• The task: Gather all lines in the entries below that include the word "Score".

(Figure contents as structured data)
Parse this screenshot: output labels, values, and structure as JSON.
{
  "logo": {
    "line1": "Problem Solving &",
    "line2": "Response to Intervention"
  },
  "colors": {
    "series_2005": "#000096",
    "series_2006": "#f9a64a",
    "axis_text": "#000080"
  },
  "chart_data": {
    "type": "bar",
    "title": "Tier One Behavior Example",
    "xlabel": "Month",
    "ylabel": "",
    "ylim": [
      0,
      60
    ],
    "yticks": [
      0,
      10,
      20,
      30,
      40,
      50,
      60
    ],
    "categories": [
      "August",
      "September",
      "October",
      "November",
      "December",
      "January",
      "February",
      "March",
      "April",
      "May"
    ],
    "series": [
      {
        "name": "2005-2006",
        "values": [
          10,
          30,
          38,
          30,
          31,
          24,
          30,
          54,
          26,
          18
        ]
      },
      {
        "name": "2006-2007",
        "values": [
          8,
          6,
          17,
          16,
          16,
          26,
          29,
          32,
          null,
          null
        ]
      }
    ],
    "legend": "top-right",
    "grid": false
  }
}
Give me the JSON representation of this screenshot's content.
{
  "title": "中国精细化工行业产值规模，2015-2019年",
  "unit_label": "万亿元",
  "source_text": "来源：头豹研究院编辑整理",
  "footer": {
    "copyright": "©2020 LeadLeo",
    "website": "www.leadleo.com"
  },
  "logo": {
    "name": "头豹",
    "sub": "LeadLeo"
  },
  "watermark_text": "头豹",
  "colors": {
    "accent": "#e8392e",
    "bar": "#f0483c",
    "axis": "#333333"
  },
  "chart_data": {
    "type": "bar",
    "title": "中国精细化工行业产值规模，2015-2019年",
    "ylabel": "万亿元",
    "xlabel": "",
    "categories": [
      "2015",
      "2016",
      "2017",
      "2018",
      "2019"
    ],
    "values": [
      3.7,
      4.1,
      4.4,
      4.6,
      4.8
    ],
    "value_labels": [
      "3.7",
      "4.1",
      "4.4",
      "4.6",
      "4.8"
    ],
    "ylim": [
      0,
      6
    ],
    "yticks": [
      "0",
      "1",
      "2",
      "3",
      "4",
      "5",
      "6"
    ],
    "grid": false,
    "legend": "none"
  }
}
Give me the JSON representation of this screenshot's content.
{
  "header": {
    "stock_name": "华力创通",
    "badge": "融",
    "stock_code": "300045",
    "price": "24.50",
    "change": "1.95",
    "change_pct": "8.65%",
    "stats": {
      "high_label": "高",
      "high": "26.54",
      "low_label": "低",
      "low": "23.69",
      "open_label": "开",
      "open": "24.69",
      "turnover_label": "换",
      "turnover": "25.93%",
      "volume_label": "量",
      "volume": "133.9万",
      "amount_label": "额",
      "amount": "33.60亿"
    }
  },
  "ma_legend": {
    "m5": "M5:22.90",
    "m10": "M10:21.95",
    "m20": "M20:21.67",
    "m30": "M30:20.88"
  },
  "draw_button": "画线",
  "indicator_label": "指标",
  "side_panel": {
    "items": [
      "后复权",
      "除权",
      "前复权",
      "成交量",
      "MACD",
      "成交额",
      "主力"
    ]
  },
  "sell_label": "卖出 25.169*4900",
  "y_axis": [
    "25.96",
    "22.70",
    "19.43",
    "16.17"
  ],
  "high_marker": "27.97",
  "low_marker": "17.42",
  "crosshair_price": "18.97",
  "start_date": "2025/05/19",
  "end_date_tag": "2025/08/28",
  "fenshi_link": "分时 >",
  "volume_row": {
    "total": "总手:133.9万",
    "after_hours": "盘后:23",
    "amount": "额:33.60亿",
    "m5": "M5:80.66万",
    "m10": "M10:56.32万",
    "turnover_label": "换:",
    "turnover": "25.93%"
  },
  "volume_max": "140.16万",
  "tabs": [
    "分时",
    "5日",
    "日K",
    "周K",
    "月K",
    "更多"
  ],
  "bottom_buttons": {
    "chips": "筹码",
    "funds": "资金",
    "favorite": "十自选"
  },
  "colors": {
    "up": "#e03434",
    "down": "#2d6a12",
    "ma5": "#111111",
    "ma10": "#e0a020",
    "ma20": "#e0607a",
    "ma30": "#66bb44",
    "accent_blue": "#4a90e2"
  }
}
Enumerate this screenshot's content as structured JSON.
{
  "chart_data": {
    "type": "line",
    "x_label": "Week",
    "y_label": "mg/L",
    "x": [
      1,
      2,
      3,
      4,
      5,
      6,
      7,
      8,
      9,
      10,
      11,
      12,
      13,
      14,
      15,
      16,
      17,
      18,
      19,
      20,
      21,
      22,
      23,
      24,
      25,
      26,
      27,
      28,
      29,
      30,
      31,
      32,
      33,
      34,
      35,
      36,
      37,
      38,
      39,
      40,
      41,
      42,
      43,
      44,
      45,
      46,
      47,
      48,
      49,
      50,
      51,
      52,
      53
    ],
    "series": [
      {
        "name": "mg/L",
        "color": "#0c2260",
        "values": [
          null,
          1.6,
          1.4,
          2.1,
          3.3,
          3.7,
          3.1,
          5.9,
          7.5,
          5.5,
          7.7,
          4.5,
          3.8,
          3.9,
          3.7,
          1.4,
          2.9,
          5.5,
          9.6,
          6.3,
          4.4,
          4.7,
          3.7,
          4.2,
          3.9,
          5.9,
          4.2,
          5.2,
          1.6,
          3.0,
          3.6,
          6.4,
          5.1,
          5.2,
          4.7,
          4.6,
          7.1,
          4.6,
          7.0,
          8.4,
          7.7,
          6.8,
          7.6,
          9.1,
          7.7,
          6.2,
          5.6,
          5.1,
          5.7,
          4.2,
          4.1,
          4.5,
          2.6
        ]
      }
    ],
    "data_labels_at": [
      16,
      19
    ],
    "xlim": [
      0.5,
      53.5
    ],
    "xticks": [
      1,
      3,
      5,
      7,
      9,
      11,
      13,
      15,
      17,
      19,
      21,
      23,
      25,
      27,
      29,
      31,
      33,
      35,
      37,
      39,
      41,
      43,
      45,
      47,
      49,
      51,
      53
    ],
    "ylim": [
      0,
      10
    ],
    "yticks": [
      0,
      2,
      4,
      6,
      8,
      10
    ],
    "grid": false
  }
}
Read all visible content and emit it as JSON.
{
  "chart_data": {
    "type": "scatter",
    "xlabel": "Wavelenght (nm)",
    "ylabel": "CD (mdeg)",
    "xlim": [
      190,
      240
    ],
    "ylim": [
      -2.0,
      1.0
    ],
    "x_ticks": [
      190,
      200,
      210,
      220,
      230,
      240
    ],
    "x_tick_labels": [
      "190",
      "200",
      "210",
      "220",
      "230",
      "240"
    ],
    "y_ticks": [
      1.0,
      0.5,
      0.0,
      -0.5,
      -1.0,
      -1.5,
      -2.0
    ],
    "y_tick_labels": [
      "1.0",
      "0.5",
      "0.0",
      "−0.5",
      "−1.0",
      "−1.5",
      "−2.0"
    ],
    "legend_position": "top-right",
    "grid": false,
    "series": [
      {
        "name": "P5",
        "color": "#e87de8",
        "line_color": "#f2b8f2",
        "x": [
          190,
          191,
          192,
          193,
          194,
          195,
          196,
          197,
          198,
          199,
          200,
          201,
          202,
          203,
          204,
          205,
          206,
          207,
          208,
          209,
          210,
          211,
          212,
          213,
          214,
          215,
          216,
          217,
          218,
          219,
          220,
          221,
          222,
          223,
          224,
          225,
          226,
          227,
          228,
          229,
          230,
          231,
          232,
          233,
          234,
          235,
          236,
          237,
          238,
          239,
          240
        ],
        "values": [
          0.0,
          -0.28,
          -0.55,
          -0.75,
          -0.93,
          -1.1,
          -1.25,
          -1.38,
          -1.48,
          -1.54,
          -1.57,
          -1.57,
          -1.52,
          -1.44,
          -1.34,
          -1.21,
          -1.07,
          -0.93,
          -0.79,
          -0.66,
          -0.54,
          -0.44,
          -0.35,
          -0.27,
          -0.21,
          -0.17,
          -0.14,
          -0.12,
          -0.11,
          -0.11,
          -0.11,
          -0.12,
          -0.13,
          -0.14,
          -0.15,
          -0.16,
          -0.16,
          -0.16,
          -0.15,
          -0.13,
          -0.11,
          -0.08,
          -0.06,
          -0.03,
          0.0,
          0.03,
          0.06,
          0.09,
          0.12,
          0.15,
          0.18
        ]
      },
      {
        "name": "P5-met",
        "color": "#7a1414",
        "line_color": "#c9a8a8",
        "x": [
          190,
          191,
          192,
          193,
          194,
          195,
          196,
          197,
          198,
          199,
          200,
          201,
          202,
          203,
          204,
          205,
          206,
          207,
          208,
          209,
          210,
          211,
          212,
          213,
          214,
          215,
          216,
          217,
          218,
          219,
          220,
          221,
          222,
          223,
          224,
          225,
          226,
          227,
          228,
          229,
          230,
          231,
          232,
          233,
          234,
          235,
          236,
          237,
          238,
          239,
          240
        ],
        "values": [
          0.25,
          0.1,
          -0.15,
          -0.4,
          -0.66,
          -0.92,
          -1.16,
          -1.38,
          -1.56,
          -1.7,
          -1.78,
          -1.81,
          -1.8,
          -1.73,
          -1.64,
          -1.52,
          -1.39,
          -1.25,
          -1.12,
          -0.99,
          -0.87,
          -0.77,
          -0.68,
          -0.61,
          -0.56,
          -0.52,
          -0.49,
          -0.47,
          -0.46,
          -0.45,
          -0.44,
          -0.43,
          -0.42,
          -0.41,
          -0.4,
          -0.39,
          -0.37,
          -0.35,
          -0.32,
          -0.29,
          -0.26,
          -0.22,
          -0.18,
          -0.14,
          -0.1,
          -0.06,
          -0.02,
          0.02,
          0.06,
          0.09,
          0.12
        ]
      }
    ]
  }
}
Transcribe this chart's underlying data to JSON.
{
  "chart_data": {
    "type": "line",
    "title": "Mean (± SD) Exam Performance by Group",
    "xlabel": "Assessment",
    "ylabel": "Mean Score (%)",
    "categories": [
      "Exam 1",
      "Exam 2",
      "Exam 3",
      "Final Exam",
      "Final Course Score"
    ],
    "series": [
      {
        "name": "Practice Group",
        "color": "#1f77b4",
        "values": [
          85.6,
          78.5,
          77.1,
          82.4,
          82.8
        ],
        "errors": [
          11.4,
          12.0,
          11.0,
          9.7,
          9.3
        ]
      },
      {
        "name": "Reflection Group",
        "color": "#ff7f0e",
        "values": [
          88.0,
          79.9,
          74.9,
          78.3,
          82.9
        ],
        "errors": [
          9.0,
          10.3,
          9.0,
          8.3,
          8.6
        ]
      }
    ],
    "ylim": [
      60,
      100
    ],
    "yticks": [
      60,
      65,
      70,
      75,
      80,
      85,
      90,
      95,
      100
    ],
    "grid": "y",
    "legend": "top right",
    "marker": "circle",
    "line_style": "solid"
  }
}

• Output below:
    "ylabel": "Mean Score (%)",
      "Final Course Score"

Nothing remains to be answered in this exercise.